## Begin DATA IN THIS EXERCISE
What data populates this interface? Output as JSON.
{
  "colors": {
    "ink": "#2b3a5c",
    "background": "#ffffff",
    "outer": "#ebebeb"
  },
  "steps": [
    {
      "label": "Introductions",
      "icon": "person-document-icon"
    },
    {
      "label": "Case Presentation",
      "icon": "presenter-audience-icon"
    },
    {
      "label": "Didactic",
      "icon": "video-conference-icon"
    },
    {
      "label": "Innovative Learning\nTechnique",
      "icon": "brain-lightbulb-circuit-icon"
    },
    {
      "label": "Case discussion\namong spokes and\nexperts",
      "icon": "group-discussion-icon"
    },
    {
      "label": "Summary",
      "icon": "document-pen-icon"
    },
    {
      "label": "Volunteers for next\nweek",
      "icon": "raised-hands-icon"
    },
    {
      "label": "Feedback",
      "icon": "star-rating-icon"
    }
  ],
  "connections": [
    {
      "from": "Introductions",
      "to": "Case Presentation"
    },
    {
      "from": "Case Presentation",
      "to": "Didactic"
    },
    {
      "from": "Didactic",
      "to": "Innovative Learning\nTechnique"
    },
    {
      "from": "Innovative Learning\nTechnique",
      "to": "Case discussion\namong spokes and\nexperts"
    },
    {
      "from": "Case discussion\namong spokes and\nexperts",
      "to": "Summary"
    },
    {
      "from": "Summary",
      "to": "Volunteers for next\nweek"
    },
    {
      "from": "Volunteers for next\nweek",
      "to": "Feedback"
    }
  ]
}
## End DATA IN THIS EXERCISE
YOUR GOAL:
Recopy all the lines exactly as they appear.

WRITTEN RESPONSE:
What data populates this interface? Output as JSON.
{
  "colors": {
    "ink": "#2b3a5c",
    "background": "#ffffff",
    "outer": "#ebebeb"
  },
  "steps": [
    {
      "label": "Introductions",
      "icon": "person-document-icon"
    },
    {
      "label": "Case Presentation",
      "icon": "presenter-audience-icon"
    },
    {
      "label": "Didactic",
      "icon": "video-conference-icon"
    },
    {
      "label": "Innovative Learning\nTechnique",
      "icon": "brain-lightbulb-circuit-icon"
    },
    {
      "label": "Case discussion\namong spokes and\nexperts",
      "icon": "group-discussion-icon"
    },
    {
      "label": "Summary",
      "icon": "document-pen-icon"
    },
    {
      "label": "Volunteers for next\nweek",
      "icon": "raised-hands-icon"
    },
    {
      "label": "Feedback",
      "icon": "star-rating-icon"
    }
  ],
  "connections": [
    {
      "from": "Introductions",
      "to": "Case Presentation"
    },
    {
      "from": "Case Presentation",
      "to": "Didactic"
    },
    {
      "from": "Didactic",
      "to": "Innovative Learning\nTechnique"
    },
    {
      "from": "Innovative Learning\nTechnique",
      "to": "Case discussion\namong spokes and\nexperts"
    },
    {
      "from": "Case discussion\namong spokes and\nexperts",
      "to": "Summary"
    },
    {
      "from": "Summary",
      "to": "Volunteers for next\nweek"
    },
    {
      "from": "Volunteers for next\nweek",
      "to": "Feedback"
    }
  ]
}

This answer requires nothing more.